*What you need to do*:
Read the lines below and count those that have the word "дворцемъ". Respond with the number only.

begin Given data

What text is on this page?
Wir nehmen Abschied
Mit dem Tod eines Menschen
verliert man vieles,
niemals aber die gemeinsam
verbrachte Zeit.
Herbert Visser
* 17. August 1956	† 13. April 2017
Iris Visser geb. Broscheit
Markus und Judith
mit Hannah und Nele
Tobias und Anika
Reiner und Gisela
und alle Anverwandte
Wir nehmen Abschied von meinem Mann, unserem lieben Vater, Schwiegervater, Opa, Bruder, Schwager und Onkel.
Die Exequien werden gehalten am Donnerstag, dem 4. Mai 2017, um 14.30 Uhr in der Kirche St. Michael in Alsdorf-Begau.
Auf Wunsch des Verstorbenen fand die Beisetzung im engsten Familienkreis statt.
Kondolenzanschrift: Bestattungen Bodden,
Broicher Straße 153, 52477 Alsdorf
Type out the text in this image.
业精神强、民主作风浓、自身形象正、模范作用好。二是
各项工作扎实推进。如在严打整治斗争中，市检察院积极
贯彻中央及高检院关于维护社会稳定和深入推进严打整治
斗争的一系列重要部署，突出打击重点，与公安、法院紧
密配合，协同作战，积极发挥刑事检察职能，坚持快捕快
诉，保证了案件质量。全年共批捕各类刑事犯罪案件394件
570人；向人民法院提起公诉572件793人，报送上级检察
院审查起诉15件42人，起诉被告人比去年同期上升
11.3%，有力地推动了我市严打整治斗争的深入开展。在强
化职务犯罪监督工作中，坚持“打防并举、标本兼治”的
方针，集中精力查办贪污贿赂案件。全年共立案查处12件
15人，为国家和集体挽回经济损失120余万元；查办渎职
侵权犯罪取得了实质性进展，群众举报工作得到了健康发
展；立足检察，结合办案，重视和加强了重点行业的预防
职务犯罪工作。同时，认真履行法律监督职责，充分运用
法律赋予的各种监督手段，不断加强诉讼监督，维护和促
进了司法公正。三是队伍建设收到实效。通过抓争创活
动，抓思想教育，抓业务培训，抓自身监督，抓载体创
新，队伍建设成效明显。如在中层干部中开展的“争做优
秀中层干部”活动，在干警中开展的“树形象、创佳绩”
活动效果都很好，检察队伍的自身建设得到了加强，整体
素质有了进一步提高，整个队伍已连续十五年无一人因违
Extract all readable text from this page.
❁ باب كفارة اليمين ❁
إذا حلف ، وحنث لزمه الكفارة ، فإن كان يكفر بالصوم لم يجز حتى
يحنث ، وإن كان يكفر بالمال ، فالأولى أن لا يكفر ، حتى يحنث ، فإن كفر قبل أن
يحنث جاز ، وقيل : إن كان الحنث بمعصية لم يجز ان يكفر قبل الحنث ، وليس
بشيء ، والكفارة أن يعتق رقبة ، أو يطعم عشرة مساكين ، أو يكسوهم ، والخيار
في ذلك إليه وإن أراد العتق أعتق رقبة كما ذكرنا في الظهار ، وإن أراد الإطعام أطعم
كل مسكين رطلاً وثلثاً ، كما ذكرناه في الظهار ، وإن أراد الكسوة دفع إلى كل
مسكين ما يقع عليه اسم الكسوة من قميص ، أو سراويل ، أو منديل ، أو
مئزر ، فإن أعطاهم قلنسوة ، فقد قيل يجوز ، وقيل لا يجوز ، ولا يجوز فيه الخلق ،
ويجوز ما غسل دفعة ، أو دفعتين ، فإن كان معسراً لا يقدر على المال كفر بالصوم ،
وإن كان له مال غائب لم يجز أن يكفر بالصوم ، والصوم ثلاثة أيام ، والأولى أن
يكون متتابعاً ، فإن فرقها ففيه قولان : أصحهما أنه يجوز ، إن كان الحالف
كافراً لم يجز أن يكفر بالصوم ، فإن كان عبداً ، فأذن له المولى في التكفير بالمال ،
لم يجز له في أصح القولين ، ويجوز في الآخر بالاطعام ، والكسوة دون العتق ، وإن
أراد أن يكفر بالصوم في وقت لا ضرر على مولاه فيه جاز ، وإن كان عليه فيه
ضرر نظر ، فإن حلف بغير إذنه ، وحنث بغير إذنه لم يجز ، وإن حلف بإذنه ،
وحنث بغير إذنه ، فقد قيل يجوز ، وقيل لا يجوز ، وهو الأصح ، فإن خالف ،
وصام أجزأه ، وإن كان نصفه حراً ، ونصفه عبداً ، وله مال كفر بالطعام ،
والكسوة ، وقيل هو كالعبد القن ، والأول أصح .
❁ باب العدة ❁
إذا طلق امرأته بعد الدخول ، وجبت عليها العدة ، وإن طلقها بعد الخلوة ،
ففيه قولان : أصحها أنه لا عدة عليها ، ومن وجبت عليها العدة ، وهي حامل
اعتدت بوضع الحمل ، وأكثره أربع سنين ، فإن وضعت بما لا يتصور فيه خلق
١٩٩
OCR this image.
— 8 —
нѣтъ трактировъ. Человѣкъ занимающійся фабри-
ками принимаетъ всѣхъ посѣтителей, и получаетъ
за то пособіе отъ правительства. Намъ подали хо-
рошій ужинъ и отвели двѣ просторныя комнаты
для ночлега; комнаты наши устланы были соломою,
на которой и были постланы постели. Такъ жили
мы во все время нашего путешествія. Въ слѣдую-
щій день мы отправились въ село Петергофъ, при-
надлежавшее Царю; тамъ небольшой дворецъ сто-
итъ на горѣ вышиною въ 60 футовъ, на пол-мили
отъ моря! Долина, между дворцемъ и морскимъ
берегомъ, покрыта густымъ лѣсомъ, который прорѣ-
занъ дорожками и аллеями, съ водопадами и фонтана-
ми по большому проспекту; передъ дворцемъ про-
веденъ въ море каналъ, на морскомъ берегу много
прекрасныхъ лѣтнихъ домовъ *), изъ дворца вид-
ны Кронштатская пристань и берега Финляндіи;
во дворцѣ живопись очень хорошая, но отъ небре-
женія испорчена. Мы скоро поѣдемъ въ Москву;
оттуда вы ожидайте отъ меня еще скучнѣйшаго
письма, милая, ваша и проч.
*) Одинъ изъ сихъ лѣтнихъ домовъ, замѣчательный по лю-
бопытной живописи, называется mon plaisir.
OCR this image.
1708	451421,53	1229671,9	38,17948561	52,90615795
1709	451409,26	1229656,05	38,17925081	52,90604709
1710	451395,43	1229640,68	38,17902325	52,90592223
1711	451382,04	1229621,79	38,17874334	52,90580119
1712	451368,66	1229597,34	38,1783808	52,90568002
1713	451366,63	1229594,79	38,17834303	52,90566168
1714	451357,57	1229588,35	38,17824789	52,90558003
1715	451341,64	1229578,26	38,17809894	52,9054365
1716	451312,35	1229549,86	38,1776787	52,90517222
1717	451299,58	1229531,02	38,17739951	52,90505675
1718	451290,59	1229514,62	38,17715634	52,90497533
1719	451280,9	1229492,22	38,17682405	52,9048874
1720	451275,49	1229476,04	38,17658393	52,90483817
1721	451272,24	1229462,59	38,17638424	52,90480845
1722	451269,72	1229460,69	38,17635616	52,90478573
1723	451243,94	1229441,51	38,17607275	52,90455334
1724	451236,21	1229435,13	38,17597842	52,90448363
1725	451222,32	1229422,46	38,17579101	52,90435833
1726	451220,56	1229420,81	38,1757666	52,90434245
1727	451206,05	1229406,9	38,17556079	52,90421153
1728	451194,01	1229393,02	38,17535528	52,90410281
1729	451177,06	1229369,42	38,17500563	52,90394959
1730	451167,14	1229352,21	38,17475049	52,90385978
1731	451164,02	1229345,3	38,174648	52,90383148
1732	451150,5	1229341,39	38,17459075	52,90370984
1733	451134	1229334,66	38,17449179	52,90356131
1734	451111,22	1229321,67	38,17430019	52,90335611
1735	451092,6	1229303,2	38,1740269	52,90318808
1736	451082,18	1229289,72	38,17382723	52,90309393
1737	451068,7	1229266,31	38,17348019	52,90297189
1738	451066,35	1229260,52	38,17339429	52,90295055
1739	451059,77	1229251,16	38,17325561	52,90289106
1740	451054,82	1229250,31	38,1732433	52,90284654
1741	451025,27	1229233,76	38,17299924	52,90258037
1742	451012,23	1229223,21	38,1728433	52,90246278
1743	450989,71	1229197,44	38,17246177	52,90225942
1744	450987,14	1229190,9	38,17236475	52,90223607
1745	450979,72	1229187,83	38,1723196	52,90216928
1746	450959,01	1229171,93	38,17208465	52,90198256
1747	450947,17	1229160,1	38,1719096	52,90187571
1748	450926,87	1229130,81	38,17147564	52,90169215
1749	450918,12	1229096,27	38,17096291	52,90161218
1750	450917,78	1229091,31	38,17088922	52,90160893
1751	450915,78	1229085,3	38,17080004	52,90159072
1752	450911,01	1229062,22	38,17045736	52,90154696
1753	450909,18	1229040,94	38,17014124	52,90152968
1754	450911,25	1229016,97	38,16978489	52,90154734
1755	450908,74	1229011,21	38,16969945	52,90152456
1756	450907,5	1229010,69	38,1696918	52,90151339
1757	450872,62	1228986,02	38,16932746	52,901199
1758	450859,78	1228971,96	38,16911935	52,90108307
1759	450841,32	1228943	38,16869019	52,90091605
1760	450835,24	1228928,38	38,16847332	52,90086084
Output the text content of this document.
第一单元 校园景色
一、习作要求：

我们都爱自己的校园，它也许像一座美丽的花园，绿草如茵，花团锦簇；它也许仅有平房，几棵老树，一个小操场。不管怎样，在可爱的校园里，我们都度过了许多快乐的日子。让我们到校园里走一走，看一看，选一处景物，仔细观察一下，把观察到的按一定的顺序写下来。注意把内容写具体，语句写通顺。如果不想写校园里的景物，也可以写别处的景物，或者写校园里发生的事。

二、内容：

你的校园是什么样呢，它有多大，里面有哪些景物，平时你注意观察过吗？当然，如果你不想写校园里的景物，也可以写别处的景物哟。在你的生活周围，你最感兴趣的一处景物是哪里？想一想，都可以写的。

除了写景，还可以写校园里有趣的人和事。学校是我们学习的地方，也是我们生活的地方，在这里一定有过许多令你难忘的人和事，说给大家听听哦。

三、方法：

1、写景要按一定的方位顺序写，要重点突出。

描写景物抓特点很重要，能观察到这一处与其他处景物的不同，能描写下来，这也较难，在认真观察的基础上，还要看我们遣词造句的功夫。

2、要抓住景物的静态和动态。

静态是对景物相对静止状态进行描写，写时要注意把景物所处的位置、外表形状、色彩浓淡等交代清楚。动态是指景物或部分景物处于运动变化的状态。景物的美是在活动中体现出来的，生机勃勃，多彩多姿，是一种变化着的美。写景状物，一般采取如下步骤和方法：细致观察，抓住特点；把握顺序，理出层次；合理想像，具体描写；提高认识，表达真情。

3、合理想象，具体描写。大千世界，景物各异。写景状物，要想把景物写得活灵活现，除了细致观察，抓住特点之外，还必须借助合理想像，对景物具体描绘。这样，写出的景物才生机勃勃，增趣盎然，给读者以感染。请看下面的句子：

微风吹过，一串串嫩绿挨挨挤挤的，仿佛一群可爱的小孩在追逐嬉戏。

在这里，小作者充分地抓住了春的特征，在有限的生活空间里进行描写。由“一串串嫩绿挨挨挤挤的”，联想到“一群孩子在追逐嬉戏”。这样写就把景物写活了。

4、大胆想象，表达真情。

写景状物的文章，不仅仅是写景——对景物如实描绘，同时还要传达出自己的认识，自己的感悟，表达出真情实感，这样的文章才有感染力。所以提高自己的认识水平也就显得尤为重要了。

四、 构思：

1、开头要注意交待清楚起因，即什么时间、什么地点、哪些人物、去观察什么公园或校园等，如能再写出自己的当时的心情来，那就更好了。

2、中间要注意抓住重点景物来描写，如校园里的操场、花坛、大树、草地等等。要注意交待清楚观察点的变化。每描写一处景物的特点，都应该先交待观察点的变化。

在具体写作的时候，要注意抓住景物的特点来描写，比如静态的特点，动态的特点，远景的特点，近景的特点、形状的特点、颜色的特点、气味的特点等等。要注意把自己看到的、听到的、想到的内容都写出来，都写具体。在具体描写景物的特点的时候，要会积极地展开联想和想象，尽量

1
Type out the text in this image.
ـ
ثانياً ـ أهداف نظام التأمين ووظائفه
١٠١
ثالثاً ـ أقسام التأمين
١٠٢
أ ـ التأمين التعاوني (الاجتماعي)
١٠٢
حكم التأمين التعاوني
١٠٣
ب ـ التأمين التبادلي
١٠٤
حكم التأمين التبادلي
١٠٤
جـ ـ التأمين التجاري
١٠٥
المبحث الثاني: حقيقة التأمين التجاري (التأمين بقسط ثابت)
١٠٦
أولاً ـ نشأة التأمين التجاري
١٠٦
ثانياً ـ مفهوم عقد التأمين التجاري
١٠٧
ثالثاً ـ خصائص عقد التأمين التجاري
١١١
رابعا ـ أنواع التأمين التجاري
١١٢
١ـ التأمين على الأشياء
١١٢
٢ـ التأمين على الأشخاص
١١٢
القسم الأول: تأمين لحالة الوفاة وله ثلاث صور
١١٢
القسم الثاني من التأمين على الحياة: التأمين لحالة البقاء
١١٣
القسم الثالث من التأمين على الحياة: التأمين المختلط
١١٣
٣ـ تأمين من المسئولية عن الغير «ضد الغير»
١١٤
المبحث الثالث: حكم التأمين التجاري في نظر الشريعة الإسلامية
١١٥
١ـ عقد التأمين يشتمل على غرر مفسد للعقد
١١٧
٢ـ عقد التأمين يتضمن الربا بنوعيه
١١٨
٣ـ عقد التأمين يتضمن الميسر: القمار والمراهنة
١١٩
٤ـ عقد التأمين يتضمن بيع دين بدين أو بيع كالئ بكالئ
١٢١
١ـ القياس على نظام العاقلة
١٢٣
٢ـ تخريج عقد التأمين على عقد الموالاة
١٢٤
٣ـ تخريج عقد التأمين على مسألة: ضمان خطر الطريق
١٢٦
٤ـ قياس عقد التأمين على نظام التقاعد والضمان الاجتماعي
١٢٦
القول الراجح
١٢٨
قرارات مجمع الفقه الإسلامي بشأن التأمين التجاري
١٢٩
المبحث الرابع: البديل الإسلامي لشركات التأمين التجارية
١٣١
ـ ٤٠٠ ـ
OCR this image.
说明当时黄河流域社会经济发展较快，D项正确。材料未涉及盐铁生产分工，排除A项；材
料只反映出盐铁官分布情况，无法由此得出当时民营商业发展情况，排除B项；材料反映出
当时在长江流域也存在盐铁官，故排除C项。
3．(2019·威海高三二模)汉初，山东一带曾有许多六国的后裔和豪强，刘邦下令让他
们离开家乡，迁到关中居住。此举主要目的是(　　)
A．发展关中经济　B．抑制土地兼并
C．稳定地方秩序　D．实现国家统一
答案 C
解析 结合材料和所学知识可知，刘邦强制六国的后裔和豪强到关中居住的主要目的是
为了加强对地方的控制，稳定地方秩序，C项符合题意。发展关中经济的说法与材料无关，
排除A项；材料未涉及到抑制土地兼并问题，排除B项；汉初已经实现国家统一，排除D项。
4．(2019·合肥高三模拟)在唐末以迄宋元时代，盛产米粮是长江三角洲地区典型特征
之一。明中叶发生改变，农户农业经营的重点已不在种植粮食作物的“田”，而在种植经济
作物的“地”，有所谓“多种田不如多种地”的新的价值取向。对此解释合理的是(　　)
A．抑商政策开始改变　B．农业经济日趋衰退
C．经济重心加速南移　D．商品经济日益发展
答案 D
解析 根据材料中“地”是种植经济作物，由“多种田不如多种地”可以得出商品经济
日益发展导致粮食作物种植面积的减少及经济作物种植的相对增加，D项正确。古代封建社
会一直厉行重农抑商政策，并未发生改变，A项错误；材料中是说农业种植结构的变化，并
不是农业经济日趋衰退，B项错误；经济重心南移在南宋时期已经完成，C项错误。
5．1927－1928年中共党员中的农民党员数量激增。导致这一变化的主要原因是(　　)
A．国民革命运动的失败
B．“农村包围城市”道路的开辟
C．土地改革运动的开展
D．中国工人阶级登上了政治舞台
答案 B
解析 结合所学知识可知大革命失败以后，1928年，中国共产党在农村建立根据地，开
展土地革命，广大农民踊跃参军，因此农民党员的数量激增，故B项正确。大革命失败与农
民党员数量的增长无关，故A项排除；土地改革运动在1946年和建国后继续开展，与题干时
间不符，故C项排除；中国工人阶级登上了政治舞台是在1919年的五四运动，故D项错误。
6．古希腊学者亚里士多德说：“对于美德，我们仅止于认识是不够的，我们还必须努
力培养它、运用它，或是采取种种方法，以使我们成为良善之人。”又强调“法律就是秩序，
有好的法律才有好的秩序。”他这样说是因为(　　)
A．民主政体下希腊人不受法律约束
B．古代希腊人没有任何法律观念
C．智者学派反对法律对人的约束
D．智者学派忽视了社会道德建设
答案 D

end Given data

*Worked solution*:
2